DATASET
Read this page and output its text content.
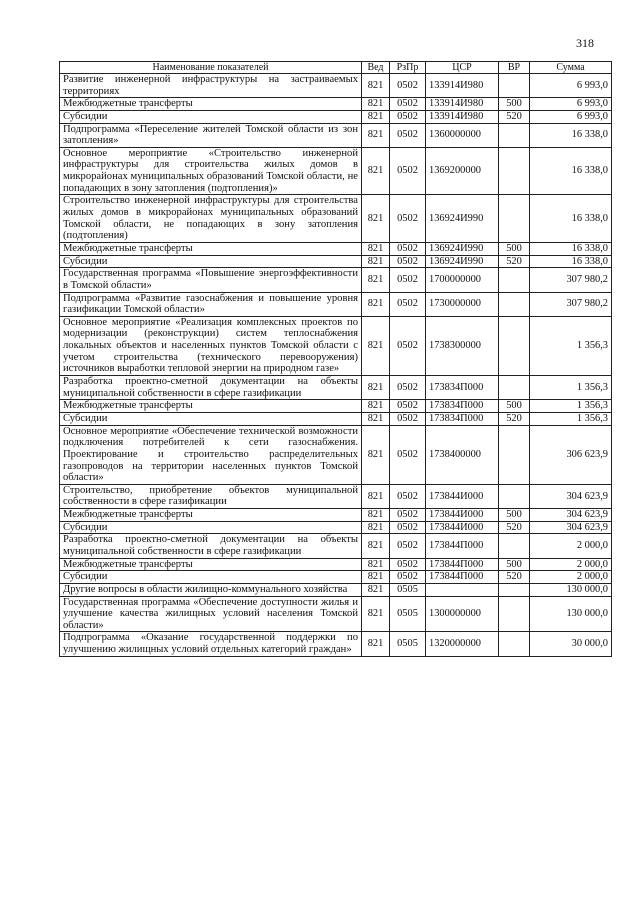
318
Наименование показателей	Вед	РзПр	ЦСР	ВР	Сумма
Развитие инженерной инфраструктуры на застраиваемых территориях	821	0502	133914И980		6 993,0
Межбюджетные трансферты	821	0502	133914И980	500	6 993,0
Субсидии	821	0502	133914И980	520	6 993,0
Подпрограмма «Переселение жителей Томской области из зон затопления»	821	0502	1360000000		16 338,0
Основное мероприятие «Строительство инженерной инфраструктуры для строительства жилых домов в микрорайонах муниципальных образований Томской области, не попадающих в зону затопления (подтопления)»	821	0502	1369200000		16 338,0
Строительство инженерной инфраструктуры для строительства жилых домов в микрорайонах муниципальных образований Томской области, не попадающих в зону затопления (подтопления)	821	0502	136924И990		16 338,0
Межбюджетные трансферты	821	0502	136924И990	500	16 338,0
Субсидии	821	0502	136924И990	520	16 338,0
Государственная программа «Повышение энергоэффективности в Томской области»	821	0502	1700000000		307 980,2
Подпрограмма «Развитие газоснабжения и повышение уровня газификации Томской области»	821	0502	1730000000		307 980,2
Основное мероприятие «Реализация комплексных проектов по модернизации (реконструкции) систем теплоснабжения локальных объектов и населенных пунктов Томской области с учетом строительства (технического перевооружения) источников выработки тепловой энергии на природном газе»	821	0502	1738300000		1 356,3
Разработка проектно-сметной документации на объекты муниципальной собственности в сфере газификации	821	0502	173834П000		1 356,3
Межбюджетные трансферты	821	0502	173834П000	500	1 356,3
Субсидии	821	0502	173834П000	520	1 356,3
Основное мероприятие «Обеспечение технической возможности подключения потребителей к сети газоснабжения. Проектирование и строительство распределительных газопроводов на территории населенных пунктов Томской области»	821	0502	1738400000		306 623,9
Строительство, приобретение объектов муниципальной собственности в сфере газификации	821	0502	173844И000		304 623,9
Межбюджетные трансферты	821	0502	173844И000	500	304 623,9
Субсидии	821	0502	173844И000	520	304 623,9
Разработка проектно-сметной документации на объекты муниципальной собственности в сфере газификации	821	0502	173844П000		2 000,0
Межбюджетные трансферты	821	0502	173844П000	500	2 000,0
Субсидии	821	0502	173844П000	520	2 000,0
Другие вопросы в области жилищно-коммунального хозяйства	821	0505			130 000,0
Государственная программа «Обеспечение доступности жилья и улучшение качества жилищных условий населения Томской области»	821	0505	1300000000		130 000,0
Подпрограмма «Оказание государственной поддержки по улучшению жилищных условий отдельных категорий граждан»	821	0505	1320000000		30 000,0
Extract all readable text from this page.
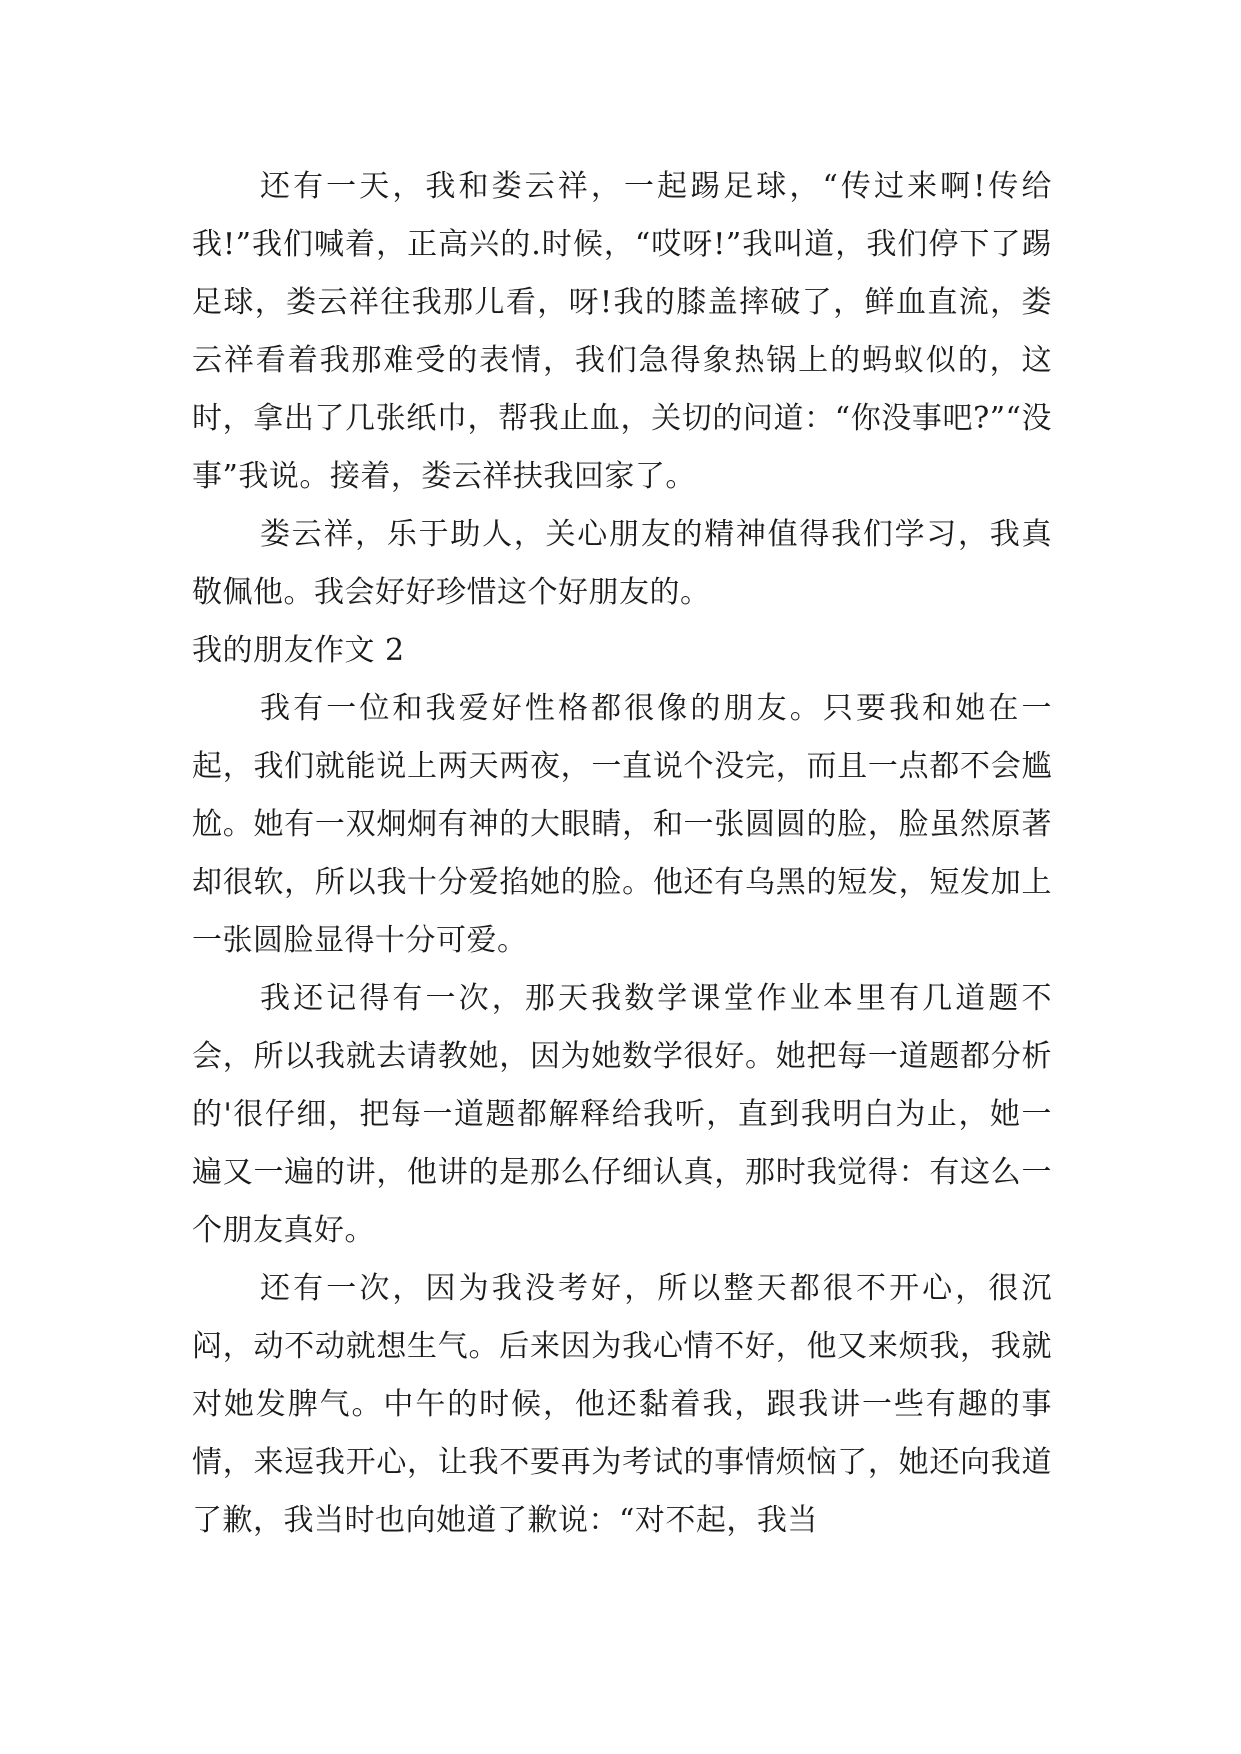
还有一天，我和娄云祥，一起踢足球，“传过来啊!传给我!”我们喊着，正高兴的.时候，“哎呀!”我叫道，我们停下了踢足球，娄云祥往我那儿看，呀!我的膝盖摔破了，鲜血直流，娄云祥看着我那难受的表情，我们急得象热锅上的蚂蚁似的，这时，拿出了几张纸巾，帮我止血，关切的问道：“你没事吧?”“没事”我说。接着，娄云祥扶我回家了。

娄云祥，乐于助人，关心朋友的精神值得我们学习，我真敬佩他。我会好好珍惜这个好朋友的。

我的朋友作文 2

我有一位和我爱好性格都很像的朋友。只要我和她在一起，我们就能说上两天两夜，一直说个没完，而且一点都不会尴尬。她有一双炯炯有神的大眼睛，和一张圆圆的脸，脸虽然原著却很软，所以我十分爱掐她的脸。他还有乌黑的短发，短发加上一张圆脸显得十分可爱。

我还记得有一次，那天我数学课堂作业本里有几道题不会，所以我就去请教她，因为她数学很好。她把每一道题都分析的'很仔细，把每一道题都解释给我听，直到我明白为止，她一遍又一遍的讲，他讲的是那么仔细认真，那时我觉得：有这么一个朋友真好。

还有一次，因为我没考好，所以整天都很不开心，很沉闷，动不动就想生气。后来因为我心情不好，他又来烦我，我就对她发脾气。中午的时候，他还黏着我，跟我讲一些有趣的事情，来逗我开心，让我不要再为考试的事情烦恼了，她还向我道了歉，我当时也向她道了歉说：“对不起，我当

GOAL
Return the listing above unchanged, apart from dropping its pictures.

SOLVED EXERCISE
Read this page and output its text content.
318
Наименование показателей	Вед	РзПр	ЦСР	ВР	Сумма
Развитие инженерной инфраструктуры на застраиваемых территориях	821	0502	133914И980		6 993,0
Межбюджетные трансферты	821	0502	133914И980	500	6 993,0
Субсидии	821	0502	133914И980	520	6 993,0
Подпрограмма «Переселение жителей Томской области из зон затопления»	821	0502	1360000000		16 338,0
Основное мероприятие «Строительство инженерной инфраструктуры для строительства жилых домов в микрорайонах муниципальных образований Томской области, не попадающих в зону затопления (подтопления)»	821	0502	1369200000		16 338,0
Строительство инженерной инфраструктуры для строительства жилых домов в микрорайонах муниципальных образований Томской области, не попадающих в зону затопления (подтопления)	821	0502	136924И990		16 338,0
Межбюджетные трансферты	821	0502	136924И990	500	16 338,0
Субсидии	821	0502	136924И990	520	16 338,0
Государственная программа «Повышение энергоэффективности в Томской области»	821	0502	1700000000		307 980,2
Подпрограмма «Развитие газоснабжения и повышение уровня газификации Томской области»	821	0502	1730000000		307 980,2
Основное мероприятие «Реализация комплексных проектов по модернизации (реконструкции) систем теплоснабжения локальных объектов и населенных пунктов Томской области с учетом строительства (технического перевооружения) источников выработки тепловой энергии на природном газе»	821	0502	1738300000		1 356,3
Разработка проектно-сметной документации на объекты муниципальной собственности в сфере газификации	821	0502	173834П000		1 356,3
Межбюджетные трансферты	821	0502	173834П000	500	1 356,3
Субсидии	821	0502	173834П000	520	1 356,3
Основное мероприятие «Обеспечение технической возможности подключения потребителей к сети газоснабжения. Проектирование и строительство распределительных газопроводов на территории населенных пунктов Томской области»	821	0502	1738400000		306 623,9
Строительство, приобретение объектов муниципальной собственности в сфере газификации	821	0502	173844И000		304 623,9
Межбюджетные трансферты	821	0502	173844И000	500	304 623,9
Субсидии	821	0502	173844И000	520	304 623,9
Разработка проектно-сметной документации на объекты муниципальной собственности в сфере газификации	821	0502	173844П000		2 000,0
Межбюджетные трансферты	821	0502	173844П000	500	2 000,0
Субсидии	821	0502	173844П000	520	2 000,0
Другие вопросы в области жилищно-коммунального хозяйства	821	0505			130 000,0
Государственная программа «Обеспечение доступности жилья и улучшение качества жилищных условий населения Томской области»	821	0505	1300000000		130 000,0
Подпрограмма «Оказание государственной поддержки по улучшению жилищных условий отдельных категорий граждан»	821	0505	1320000000		30 000,0
Extract all readable text from this page.
还有一天，我和娄云祥，一起踢足球，“传过来啊!传给我!”我们喊着，正高兴的.时候，“哎呀!”我叫道，我们停下了踢足球，娄云祥往我那儿看，呀!我的膝盖摔破了，鲜血直流，娄云祥看着我那难受的表情，我们急得象热锅上的蚂蚁似的，这时，拿出了几张纸巾，帮我止血，关切的问道：“你没事吧?”“没事”我说。接着，娄云祥扶我回家了。

娄云祥，乐于助人，关心朋友的精神值得我们学习，我真敬佩他。我会好好珍惜这个好朋友的。

我的朋友作文 2

我有一位和我爱好性格都很像的朋友。只要我和她在一起，我们就能说上两天两夜，一直说个没完，而且一点都不会尴尬。她有一双炯炯有神的大眼睛，和一张圆圆的脸，脸虽然原著却很软，所以我十分爱掐她的脸。他还有乌黑的短发，短发加上一张圆脸显得十分可爱。

我还记得有一次，那天我数学课堂作业本里有几道题不会，所以我就去请教她，因为她数学很好。她把每一道题都分析的'很仔细，把每一道题都解释给我听，直到我明白为止，她一遍又一遍的讲，他讲的是那么仔细认真，那时我觉得：有这么一个朋友真好。

还有一次，因为我没考好，所以整天都很不开心，很沉闷，动不动就想生气。后来因为我心情不好，他又来烦我，我就对她发脾气。中午的时候，他还黏着我，跟我讲一些有趣的事情，来逗我开心，让我不要再为考试的事情烦恼了，她还向我道了歉，我当时也向她道了歉说：“对不起，我当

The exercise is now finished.